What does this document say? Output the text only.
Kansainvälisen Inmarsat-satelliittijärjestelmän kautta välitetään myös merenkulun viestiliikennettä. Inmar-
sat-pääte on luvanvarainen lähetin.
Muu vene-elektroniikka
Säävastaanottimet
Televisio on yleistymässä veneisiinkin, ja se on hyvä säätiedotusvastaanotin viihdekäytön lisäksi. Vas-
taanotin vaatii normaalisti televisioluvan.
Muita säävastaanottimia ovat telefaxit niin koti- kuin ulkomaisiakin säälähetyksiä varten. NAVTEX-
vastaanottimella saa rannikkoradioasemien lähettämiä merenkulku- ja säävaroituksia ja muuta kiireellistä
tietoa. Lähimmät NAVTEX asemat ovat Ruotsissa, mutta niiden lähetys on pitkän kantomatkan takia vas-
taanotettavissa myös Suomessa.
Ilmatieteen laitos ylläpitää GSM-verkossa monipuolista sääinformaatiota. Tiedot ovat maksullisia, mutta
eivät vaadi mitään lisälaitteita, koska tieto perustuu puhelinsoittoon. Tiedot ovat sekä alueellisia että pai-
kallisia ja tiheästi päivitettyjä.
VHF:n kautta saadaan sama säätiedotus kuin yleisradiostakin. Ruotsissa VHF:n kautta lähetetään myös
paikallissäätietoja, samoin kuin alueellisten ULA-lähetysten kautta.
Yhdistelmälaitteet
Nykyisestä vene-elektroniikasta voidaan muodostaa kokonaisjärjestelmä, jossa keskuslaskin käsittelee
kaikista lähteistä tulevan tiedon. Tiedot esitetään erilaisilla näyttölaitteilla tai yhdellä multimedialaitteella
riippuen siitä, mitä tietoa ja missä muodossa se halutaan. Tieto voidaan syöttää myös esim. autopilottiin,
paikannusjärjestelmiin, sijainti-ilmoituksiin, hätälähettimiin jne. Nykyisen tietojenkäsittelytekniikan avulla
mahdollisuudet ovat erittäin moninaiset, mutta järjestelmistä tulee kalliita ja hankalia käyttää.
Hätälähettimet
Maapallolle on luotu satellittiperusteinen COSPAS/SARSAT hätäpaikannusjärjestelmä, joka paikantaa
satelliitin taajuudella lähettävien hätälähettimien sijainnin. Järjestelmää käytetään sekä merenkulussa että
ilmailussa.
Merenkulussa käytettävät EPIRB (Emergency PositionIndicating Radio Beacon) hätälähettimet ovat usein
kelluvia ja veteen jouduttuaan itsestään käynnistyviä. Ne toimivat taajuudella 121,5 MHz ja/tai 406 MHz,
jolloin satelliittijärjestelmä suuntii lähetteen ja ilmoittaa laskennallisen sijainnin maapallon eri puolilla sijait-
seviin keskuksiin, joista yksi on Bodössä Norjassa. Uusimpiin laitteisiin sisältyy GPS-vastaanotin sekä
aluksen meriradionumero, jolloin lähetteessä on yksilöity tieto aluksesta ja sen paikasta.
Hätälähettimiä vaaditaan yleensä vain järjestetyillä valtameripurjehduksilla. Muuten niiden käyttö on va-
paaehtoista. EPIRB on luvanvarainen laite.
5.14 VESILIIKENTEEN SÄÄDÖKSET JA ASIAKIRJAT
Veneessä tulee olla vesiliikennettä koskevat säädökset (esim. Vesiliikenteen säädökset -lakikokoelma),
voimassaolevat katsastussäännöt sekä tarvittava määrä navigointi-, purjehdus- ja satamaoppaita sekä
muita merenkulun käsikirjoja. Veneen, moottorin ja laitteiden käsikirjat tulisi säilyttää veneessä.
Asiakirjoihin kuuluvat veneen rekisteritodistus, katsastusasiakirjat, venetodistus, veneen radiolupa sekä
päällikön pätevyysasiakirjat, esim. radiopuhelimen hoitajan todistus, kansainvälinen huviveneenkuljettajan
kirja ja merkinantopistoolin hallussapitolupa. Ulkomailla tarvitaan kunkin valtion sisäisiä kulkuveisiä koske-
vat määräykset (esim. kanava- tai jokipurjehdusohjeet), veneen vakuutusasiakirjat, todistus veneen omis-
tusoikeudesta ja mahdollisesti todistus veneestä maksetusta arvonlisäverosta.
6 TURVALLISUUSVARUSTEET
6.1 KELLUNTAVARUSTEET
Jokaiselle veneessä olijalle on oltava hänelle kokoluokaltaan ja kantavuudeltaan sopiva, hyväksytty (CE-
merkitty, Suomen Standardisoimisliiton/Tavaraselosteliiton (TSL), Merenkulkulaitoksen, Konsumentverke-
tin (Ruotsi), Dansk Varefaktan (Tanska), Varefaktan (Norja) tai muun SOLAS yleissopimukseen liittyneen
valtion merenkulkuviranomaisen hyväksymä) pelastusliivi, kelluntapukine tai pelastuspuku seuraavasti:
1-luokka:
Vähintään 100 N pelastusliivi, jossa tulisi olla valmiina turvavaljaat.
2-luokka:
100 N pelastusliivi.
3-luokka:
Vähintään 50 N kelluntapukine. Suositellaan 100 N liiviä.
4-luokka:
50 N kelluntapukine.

-----

__What needs to be done__. In the entries above, count each line holding "kautta" and report the total and nothing more.

__Exercise response__. 3